## [Image region annotations]
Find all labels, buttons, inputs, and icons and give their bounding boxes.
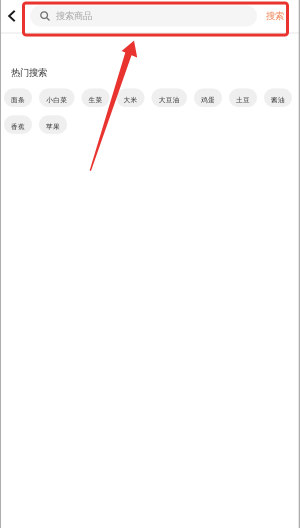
staticText: 苹果 (46, 123, 60, 131)
button[interactable]: 土豆 (229, 88, 257, 107)
staticText: 搜索商品 (56, 10, 92, 22)
button[interactable]: 鸡蛋 (194, 88, 222, 107)
staticText: 土豆 (236, 96, 250, 104)
button[interactable]: 香蕉 (4, 115, 32, 134)
button[interactable]: 生菜 (82, 88, 110, 107)
button[interactable]: 大米 (116, 88, 144, 107)
button[interactable]: 小白菜 (39, 88, 74, 107)
staticText: 大豆油 (159, 96, 180, 104)
staticText: 鸡蛋 (201, 96, 215, 104)
staticText: 大米 (124, 96, 138, 104)
staticText: 面条 (11, 96, 25, 104)
button[interactable]: 搜索商品 (30, 6, 257, 26)
button[interactable]: Back (8, 0, 30, 32)
staticText: 生菜 (88, 96, 102, 104)
staticText: 搜索 (266, 10, 284, 22)
button[interactable]: 面条 (4, 88, 32, 107)
staticText: 香蕉 (11, 123, 25, 131)
staticText: 小白菜 (46, 96, 67, 104)
staticText: 热门搜索 (11, 67, 47, 78)
button[interactable]: 大豆油 (152, 88, 187, 107)
staticText: 酱油 (271, 96, 285, 104)
button[interactable]: 酱油 (264, 88, 292, 107)
button[interactable]: 苹果 (39, 115, 67, 134)
button[interactable]: 搜索 (257, 0, 293, 32)
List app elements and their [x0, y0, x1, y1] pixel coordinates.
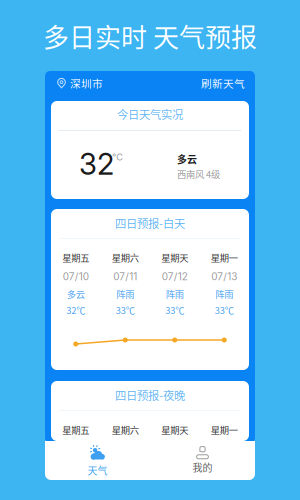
staticText: 刷新天气	[201, 75, 245, 91]
staticText: 33℃	[215, 303, 234, 317]
staticText: 阵雨	[116, 287, 134, 301]
staticText: 07/10	[63, 270, 89, 283]
staticText: 我的	[192, 460, 212, 474]
staticText: 星期天	[161, 423, 188, 436]
staticText: 多日实时 天气预报	[43, 17, 257, 55]
staticText: 07/11	[113, 270, 137, 283]
staticText: 星期五	[62, 251, 89, 264]
staticText: 阵雨	[166, 287, 184, 301]
staticText: 深圳市	[70, 75, 103, 91]
staticText: 多云	[177, 152, 197, 166]
staticText: 星期一	[211, 423, 238, 436]
staticText: 阵雨	[215, 287, 233, 301]
staticText: 星期五	[62, 423, 89, 436]
staticText: 星期天	[161, 251, 188, 264]
button[interactable]: 深圳市	[57, 75, 147, 91]
button[interactable]: 刷新天气	[157, 75, 245, 91]
staticText: 星期六	[112, 423, 139, 436]
button[interactable]: 我的	[150, 441, 255, 480]
button[interactable]: 天气	[45, 441, 150, 480]
staticText: 四日预报-白天	[115, 215, 185, 231]
staticText: 多云	[67, 287, 85, 301]
staticText: ℃	[112, 151, 123, 163]
staticText: 四日预报-夜晚	[115, 387, 185, 403]
staticText: 07/13	[211, 270, 237, 283]
staticText: 32	[79, 146, 114, 182]
staticText: 天气	[88, 463, 108, 478]
staticText: 33℃	[165, 303, 184, 317]
staticText: 西南风 4级	[177, 167, 220, 181]
staticText: 星期一	[211, 251, 238, 264]
staticText: 今日天气实况	[117, 106, 183, 122]
staticText: 32℃	[66, 303, 85, 317]
staticText: 星期六	[112, 251, 139, 264]
staticText: 33℃	[116, 303, 135, 317]
staticText: 07/12	[162, 270, 188, 283]
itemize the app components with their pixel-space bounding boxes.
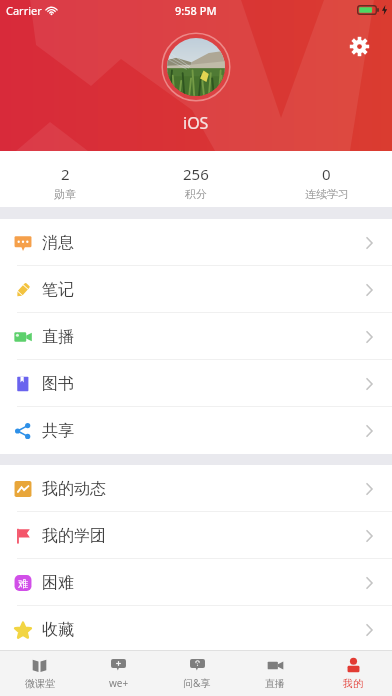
button[interactable]: 0 — [261, 151, 392, 207]
button[interactable]: 难 — [0, 559, 392, 606]
staticText: 共享 — [42, 421, 74, 441]
button[interactable]: 2 — [0, 151, 130, 207]
staticText: 积分 — [185, 187, 207, 201]
button[interactable]: 256 — [130, 151, 261, 207]
staticText: 我的学团 — [42, 526, 106, 546]
button[interactable]: we+ — [79, 650, 158, 696]
staticText: iOS — [183, 112, 209, 134]
staticText: 我的动态 — [42, 479, 106, 499]
button[interactable]: 问&享 — [158, 650, 236, 696]
button[interactable]: 我的 — [314, 650, 392, 696]
staticText: 直播 — [42, 327, 74, 347]
button[interactable]: 共享 — [0, 407, 392, 454]
staticText: 消息 — [42, 233, 74, 253]
button[interactable]: Settings — [344, 31, 374, 61]
button[interactable]: 微课堂 — [0, 650, 79, 696]
staticText: 问&享 — [183, 676, 211, 690]
staticText: 我的 — [343, 677, 363, 690]
staticText: we+ — [109, 676, 129, 690]
button[interactable]: 笔记 — [0, 266, 392, 313]
button[interactable]: 图书 — [0, 360, 392, 407]
staticText: Carrier — [6, 3, 42, 18]
staticText: 连续学习 — [305, 187, 349, 201]
staticText: 勋章 — [54, 187, 76, 201]
staticText: 笔记 — [42, 280, 74, 300]
staticText: 直播 — [265, 677, 285, 690]
button[interactable]: 消息 — [0, 219, 392, 266]
staticText: 图书 — [42, 374, 74, 394]
staticText: 2 — [61, 164, 70, 184]
staticText: 难 — [18, 577, 28, 590]
button[interactable]: 收藏 — [0, 606, 392, 653]
button[interactable]: 直播 — [0, 313, 392, 360]
button[interactable]: 我的动态 — [0, 465, 392, 512]
staticText: 9:58 PM — [175, 3, 217, 18]
staticText: 收藏 — [42, 620, 74, 640]
staticText: 微课堂 — [25, 677, 55, 690]
staticText: 困难 — [42, 573, 74, 593]
staticText: 256 — [183, 164, 209, 184]
button[interactable]: 直播 — [236, 650, 314, 696]
button[interactable]: 我的学团 — [0, 512, 392, 559]
staticText: 0 — [322, 164, 331, 184]
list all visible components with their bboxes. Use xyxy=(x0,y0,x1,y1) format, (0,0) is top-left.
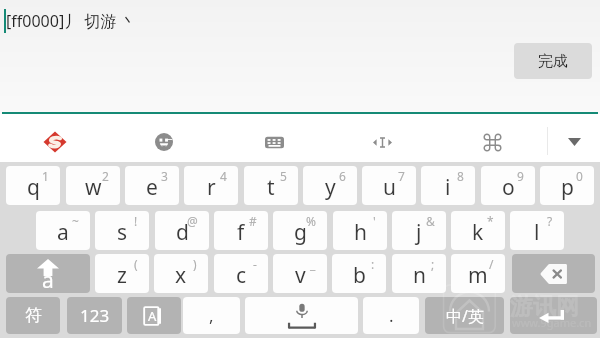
staticText: 4 xyxy=(220,168,227,184)
staticText: [ff0000]丿 切游 丶 xyxy=(6,10,137,32)
button[interactable]: g xyxy=(273,211,327,250)
staticText: o xyxy=(502,173,515,202)
staticText: i xyxy=(445,173,451,202)
staticText: , xyxy=(209,304,214,327)
staticText: p xyxy=(561,173,574,202)
button[interactable]: Keyboard layout xyxy=(250,118,298,166)
staticText: l xyxy=(534,218,540,247)
staticText: 游讯网 xyxy=(510,292,579,321)
button[interactable]: Shift xyxy=(6,254,90,293)
button[interactable]: i xyxy=(421,166,475,205)
staticText: t xyxy=(267,173,275,202)
button[interactable]: n xyxy=(392,254,446,293)
staticText: z xyxy=(117,261,127,290)
button[interactable]: f xyxy=(214,211,268,250)
staticText: 9 xyxy=(517,168,524,184)
button[interactable]: Move cursor xyxy=(358,118,406,166)
staticText: c xyxy=(236,261,247,290)
staticText: a xyxy=(57,218,69,247)
staticText: w xyxy=(85,173,102,202)
staticText: 123 xyxy=(80,304,110,327)
button[interactable]: p xyxy=(540,166,594,205)
button[interactable]: , xyxy=(183,297,240,334)
button[interactable]: j xyxy=(392,211,446,250)
staticText: & xyxy=(426,213,435,229)
button[interactable]: Sogou input method xyxy=(31,118,79,166)
button[interactable]: b xyxy=(332,254,386,293)
button[interactable]: v xyxy=(273,254,327,293)
staticText: % xyxy=(306,213,316,229)
button[interactable]: 符 xyxy=(6,297,60,334)
staticText: y xyxy=(325,173,336,202)
button[interactable]: d xyxy=(155,211,209,250)
staticText: h xyxy=(354,218,367,247)
button[interactable]: u xyxy=(362,166,416,205)
staticText: 5 xyxy=(280,168,287,184)
staticText: j xyxy=(416,218,422,247)
button[interactable]: Enter xyxy=(510,297,597,334)
staticText: 6 xyxy=(339,168,346,184)
button[interactable]: w xyxy=(66,166,120,205)
staticText: . xyxy=(389,304,394,327)
staticText: / xyxy=(489,256,494,272)
staticText: 1 xyxy=(42,168,49,184)
staticText: ) xyxy=(193,256,197,272)
staticText: n xyxy=(413,261,426,290)
staticText: A xyxy=(148,307,157,325)
button[interactable]: c xyxy=(214,254,268,293)
staticText: 3 xyxy=(161,168,168,184)
staticText: @ xyxy=(187,213,198,229)
staticText: r xyxy=(207,173,216,202)
staticText: 0 xyxy=(576,168,583,184)
button[interactable]: o xyxy=(481,166,535,205)
staticText: g xyxy=(294,218,307,247)
button[interactable]: Hide keyboard xyxy=(550,118,598,166)
button[interactable]: k xyxy=(451,211,505,250)
button[interactable]: More functions xyxy=(468,118,516,166)
staticText: b xyxy=(353,261,366,290)
button[interactable]: Emoji xyxy=(140,118,188,166)
staticText: 中/英 xyxy=(446,305,484,327)
button[interactable]: z xyxy=(95,254,149,293)
button[interactable]: Space xyxy=(245,297,358,334)
staticText: m xyxy=(468,261,488,290)
button[interactable]: Backspace xyxy=(512,254,595,293)
staticText: q xyxy=(27,173,40,202)
button[interactable]: h xyxy=(333,211,387,250)
staticText: 7 xyxy=(398,168,405,184)
button[interactable]: . xyxy=(363,297,419,334)
staticText: : xyxy=(371,256,375,272)
staticText: ( xyxy=(134,256,138,272)
staticText: ; xyxy=(431,256,435,272)
button[interactable]: 123 xyxy=(67,297,122,334)
staticText: - xyxy=(253,256,257,272)
button[interactable]: r xyxy=(184,166,238,205)
button[interactable]: m xyxy=(451,254,505,293)
button[interactable]: y xyxy=(303,166,357,205)
button[interactable]: 完成 xyxy=(514,43,592,79)
staticText: 2 xyxy=(102,168,109,184)
staticText: ! xyxy=(134,213,138,229)
staticText: ' xyxy=(373,213,376,229)
staticText: _ xyxy=(310,256,316,272)
button[interactable]: x xyxy=(154,254,208,293)
staticText: ? xyxy=(547,213,553,229)
button[interactable]: a xyxy=(36,211,90,250)
button[interactable]: e xyxy=(125,166,179,205)
staticText: 完成 xyxy=(538,52,568,71)
staticText: # xyxy=(249,213,257,229)
staticText: ~ xyxy=(72,213,79,229)
button[interactable]: 中/英 xyxy=(425,297,504,334)
button[interactable]: s xyxy=(95,211,149,250)
staticText: 8 xyxy=(457,168,464,184)
staticText: e xyxy=(146,173,158,202)
staticText: u xyxy=(383,173,396,202)
staticText: f xyxy=(237,218,245,247)
button[interactable]: Switch input language xyxy=(127,297,181,334)
button[interactable]: q xyxy=(6,166,60,205)
button[interactable]: l xyxy=(510,211,564,250)
staticText: v xyxy=(295,261,306,290)
button[interactable]: t xyxy=(244,166,298,205)
staticText: a xyxy=(42,266,54,293)
staticText: s xyxy=(117,218,128,247)
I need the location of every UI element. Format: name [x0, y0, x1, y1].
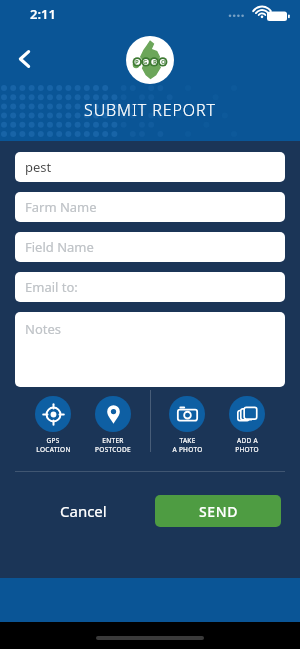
staticText: 2:11 [30, 5, 56, 23]
button[interactable]: pest [15, 152, 285, 182]
button[interactable]: Cancel [38, 495, 128, 527]
staticText: Email to: [25, 278, 78, 296]
staticText: LOCATION [36, 445, 71, 454]
button[interactable]: GPS location [24, 396, 82, 454]
staticText: TAKE [179, 436, 196, 445]
staticText: A PHOTO [172, 445, 203, 454]
button[interactable]: Field Name [15, 232, 285, 262]
button[interactable]: PGRO logo [126, 36, 174, 84]
staticText: Cancel [60, 501, 107, 521]
button[interactable]: Farm Name [15, 192, 285, 222]
button[interactable]: Take a photo [158, 396, 216, 454]
button[interactable]: Add a photo [218, 396, 276, 454]
button[interactable]: Back [6, 40, 44, 78]
staticText: P [135, 58, 139, 66]
staticText: POSTCODE [95, 445, 131, 454]
staticText: ENTER [102, 436, 124, 445]
button[interactable]: Email to: [15, 272, 285, 302]
button[interactable]: SEND [155, 495, 281, 527]
staticText: Notes [25, 320, 61, 338]
staticText: O [161, 58, 166, 66]
staticText: G [143, 58, 148, 66]
staticText: R [153, 58, 157, 66]
staticText: SEND [199, 502, 238, 521]
staticText: ADD A [237, 436, 258, 445]
staticText: SUBMIT REPORT [84, 99, 216, 121]
staticText: GPS [46, 436, 60, 445]
button[interactable]: Enter postcode [84, 396, 142, 454]
staticText: PHOTO [235, 445, 259, 454]
staticText: pest [25, 158, 52, 176]
button[interactable]: Notes [15, 312, 285, 387]
staticText: Field Name [25, 238, 94, 256]
staticText: Farm Name [25, 198, 97, 216]
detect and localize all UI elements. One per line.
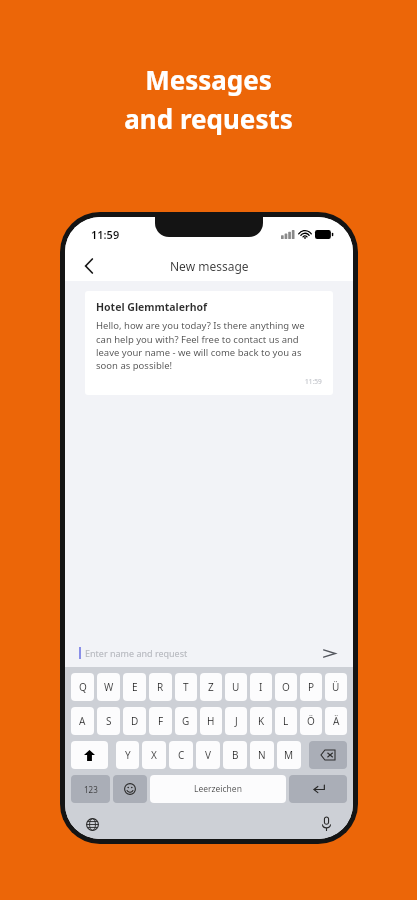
staticText: K [258, 714, 265, 728]
staticText: O [282, 680, 290, 694]
staticText: New message [170, 258, 249, 274]
staticText: 11:59 [91, 227, 120, 242]
staticText: Ü [332, 680, 340, 694]
button[interactable]: G [175, 707, 197, 735]
button[interactable]: K [250, 707, 272, 735]
staticText: V [205, 748, 211, 762]
staticText: Leerzeichen [194, 783, 242, 795]
button[interactable]: V [196, 741, 220, 769]
staticText: J [235, 714, 238, 728]
button[interactable]: J [225, 707, 247, 735]
button[interactable]: Emoji [113, 775, 147, 803]
button[interactable]: Shift [71, 741, 108, 769]
button[interactable]: N [250, 741, 274, 769]
staticText: Q [79, 680, 87, 694]
staticText: G [182, 714, 190, 728]
staticText: N [258, 748, 266, 762]
staticText: S [106, 714, 112, 728]
button[interactable]: Leerzeichen [150, 775, 286, 803]
staticText: Enter name and request [85, 647, 188, 659]
button[interactable]: B [223, 741, 247, 769]
button[interactable]: Hotel Glemmtalerhof [85, 291, 333, 395]
button[interactable]: X [142, 741, 166, 769]
staticText: D [131, 714, 139, 728]
button[interactable]: R [149, 673, 172, 701]
button[interactable]: Send [319, 643, 339, 663]
staticText: A [79, 714, 86, 728]
button[interactable]: A [71, 707, 94, 735]
button[interactable]: H [200, 707, 222, 735]
button[interactable]: C [169, 741, 193, 769]
staticText: W [104, 680, 114, 694]
staticText: Messages [145, 62, 272, 97]
button[interactable]: Dictate [315, 813, 337, 835]
staticText: R [157, 680, 164, 694]
staticText: H [207, 714, 215, 728]
button[interactable]: W [97, 673, 120, 701]
button[interactable]: Z [200, 673, 222, 701]
button[interactable]: Return [289, 775, 347, 803]
staticText: Z [208, 680, 214, 694]
staticText: I [259, 680, 263, 694]
staticText: M [284, 748, 294, 762]
staticText: Hello, how are you today? Is there anyth… [96, 319, 322, 371]
button[interactable]: U [225, 673, 247, 701]
staticText: B [232, 748, 239, 762]
staticText: 123 [84, 784, 98, 795]
button[interactable]: D [123, 707, 146, 735]
staticText: P [308, 680, 315, 694]
button[interactable]: Ü [325, 673, 347, 701]
button[interactable]: Backspace [309, 741, 347, 769]
button[interactable]: T [175, 673, 197, 701]
staticText: E [132, 680, 138, 694]
staticText: 11:59 [305, 377, 322, 386]
staticText: and requests [124, 101, 293, 136]
staticText: F [158, 714, 164, 728]
button[interactable]: Change keyboard language [81, 813, 103, 835]
button[interactable]: O [275, 673, 297, 701]
button[interactable]: 123 [71, 775, 110, 803]
staticText: T [183, 680, 189, 694]
staticText: X [151, 748, 157, 762]
staticText: U [232, 680, 240, 694]
button[interactable]: Ä [325, 707, 347, 735]
button[interactable]: S [97, 707, 120, 735]
staticText: L [283, 714, 289, 728]
staticText: C [178, 748, 185, 762]
staticText: Y [125, 748, 131, 762]
button[interactable]: M [277, 741, 301, 769]
staticText: Ä [333, 714, 340, 728]
button[interactable]: E [123, 673, 146, 701]
button[interactable]: F [149, 707, 172, 735]
button[interactable]: Enter name and request [65, 639, 353, 667]
button[interactable]: Ö [300, 707, 322, 735]
button[interactable]: I [250, 673, 272, 701]
button[interactable]: Back [73, 251, 105, 281]
button[interactable]: L [275, 707, 297, 735]
button[interactable]: P [300, 673, 322, 701]
staticText: Hotel Glemmtalerhof [96, 300, 208, 314]
button[interactable]: Y [116, 741, 139, 769]
button[interactable]: Q [71, 673, 94, 701]
staticText: Ö [307, 714, 315, 728]
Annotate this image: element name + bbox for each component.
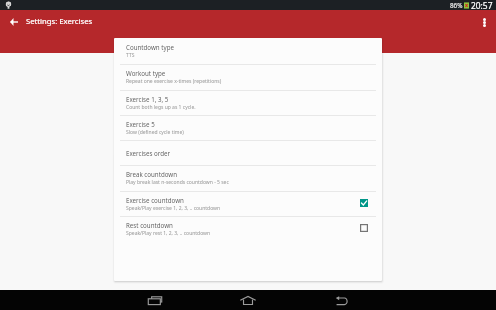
- staticText: TTS: [126, 52, 135, 59]
- staticText: Exercises order: [126, 149, 171, 157]
- button[interactable]: Exercise 5: [114, 115, 382, 140]
- button[interactable]: Workout type: [114, 64, 382, 89]
- staticText: Countdown type: [126, 43, 174, 51]
- staticText: Rest countdown: [126, 221, 173, 229]
- staticText: Speak/Play exercise 1, 2, 3, .. countdow…: [126, 205, 221, 212]
- button[interactable]: Break countdown: [114, 165, 382, 191]
- button[interactable]: More options: [475, 12, 493, 30]
- button[interactable]: Back: [4, 11, 24, 31]
- button[interactable]: Rest countdown: [114, 216, 382, 241]
- button[interactable]: Exercise countdown: [114, 191, 382, 216]
- button[interactable]: Exercise 1, 3, 5: [114, 90, 382, 115]
- button[interactable]: Exercises order: [114, 140, 382, 165]
- staticText: Count both legs up as 1 cycle.: [126, 104, 196, 111]
- staticText: Settings: Exercises: [26, 16, 93, 26]
- staticText: Break countdown: [126, 170, 178, 178]
- staticText: Workout type: [126, 69, 166, 77]
- button[interactable]: Countdown type: [114, 38, 382, 64]
- staticText: Repeat one exercise x-times (repetitions…: [126, 78, 222, 85]
- staticText: Play break last n-seconds countdown - 5 …: [126, 179, 229, 186]
- button[interactable]: Home: [238, 290, 258, 310]
- staticText: Exercise countdown: [126, 196, 184, 204]
- staticText: Speak/Play rest 1, 2, 3, .. countdown: [126, 230, 211, 237]
- staticText: Exercise 1, 3, 5: [126, 95, 169, 103]
- staticText: Slow (defined cycle time): [126, 129, 184, 136]
- button[interactable]: Back: [331, 290, 351, 310]
- staticText: Exercise 5: [126, 120, 155, 128]
- button[interactable]: Recents: [144, 290, 165, 310]
- staticText: 86%: [450, 1, 463, 10]
- staticText: 20:57: [471, 0, 493, 10]
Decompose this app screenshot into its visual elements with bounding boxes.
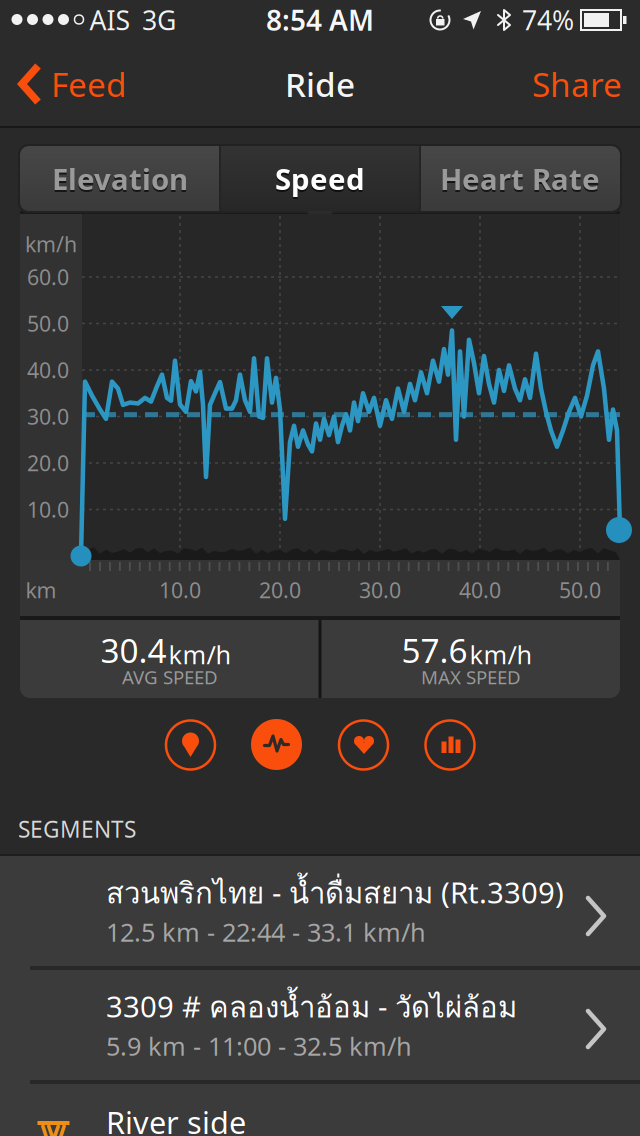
staticText: 60.0	[27, 263, 69, 291]
button[interactable]: Feed	[16, 62, 146, 106]
staticText: 50.0	[559, 576, 601, 604]
staticText: km/h	[470, 638, 532, 671]
button[interactable]: Analysis	[425, 720, 475, 770]
staticText: Ride	[285, 62, 355, 106]
staticText: 50.0	[27, 309, 69, 338]
staticText: 20.0	[259, 576, 301, 604]
button[interactable]: Heart rate	[338, 720, 388, 770]
staticText: 12.5 km - 22:44 - 33.1 km/h	[106, 915, 426, 949]
staticText: AVG SPEED	[122, 665, 218, 689]
staticText: MAX SPEED	[421, 665, 521, 689]
staticText: 40.0	[459, 576, 501, 604]
staticText: 3G	[142, 2, 176, 38]
staticText: 30.0	[359, 576, 401, 604]
staticText: 10.0	[27, 495, 69, 524]
button[interactable]: Speed	[220, 146, 420, 211]
staticText: SEGMENTS	[18, 814, 136, 844]
button[interactable]: สวนพริกไทย - น้ำดื่มสยาม (Rt.3309)	[0, 856, 640, 966]
staticText: 74%	[522, 2, 574, 38]
staticText: 10.0	[159, 576, 201, 604]
staticText: Share	[532, 62, 622, 106]
staticText: km/h	[168, 638, 232, 671]
button[interactable]: Speed	[252, 720, 302, 770]
staticText: 5.9 km - 11:00 - 32.5 km/h	[106, 1029, 412, 1063]
staticText: Feed	[51, 62, 127, 106]
staticText: 20.0	[27, 449, 69, 477]
button[interactable]: Elevation	[20, 146, 220, 211]
staticText: km	[26, 576, 56, 604]
staticText: Elevation	[52, 159, 188, 198]
staticText: 8:54 AM	[266, 1, 374, 39]
staticText: 30.4	[100, 628, 166, 672]
button[interactable]: 3309 # คลองน้ำอ้อม - วัดไผ่ล้อม	[0, 970, 640, 1080]
button[interactable]: Segments	[166, 720, 216, 770]
staticText: Speed	[275, 161, 365, 200]
button[interactable]: Share	[522, 62, 632, 106]
staticText: AIS	[90, 2, 130, 38]
staticText: Speed	[275, 159, 365, 198]
staticText: 3309 # คลองน้ำอ้อม - วัดไผ่ล้อม	[106, 984, 517, 1030]
staticText: สวนพริกไทย - น้ำดื่มสยาม (Rt.3309)	[106, 870, 564, 916]
staticText: Elevation	[52, 161, 188, 200]
button[interactable]: River side	[0, 1084, 640, 1136]
staticText: 30.0	[27, 402, 69, 431]
staticText: 57.6	[402, 628, 468, 672]
staticText: Heart Rate	[440, 161, 600, 200]
staticText: 40.0	[27, 356, 69, 384]
staticText: km/h	[25, 230, 77, 258]
staticText: Heart Rate	[440, 159, 600, 198]
button[interactable]: Heart Rate	[420, 146, 620, 211]
staticText: River side	[106, 1102, 246, 1136]
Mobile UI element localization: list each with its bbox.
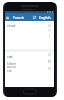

## [GIVEN INSTRUCTION]
Present the lines of the items above as a Markdown table with columns headed n and Line. Start with the line that contains "staticText: 2:11 [30, 5, 56, 23]" and continue through the line that contains "staticText: TAKE [179, 436, 196, 445]", numbering each row and leaving out any blank lines.

## [FULL RESPONSE]
| n | Line |
|---|---|
| 1 | staticText: 2:11 [30, 5, 56, 23] |
| 2 | button[interactable]: pest [15, 152, 285, 182] |
| 3 | button[interactable]: Cancel [38, 495, 128, 527] |
| 4 | staticText: Email to: [25, 278, 78, 296] |
| 5 | staticText: LOCATION [36, 445, 71, 454] |
| 6 | button[interactable]: GPS location [24, 396, 82, 454] |
| 7 | staticText: TAKE [179, 436, 196, 445] |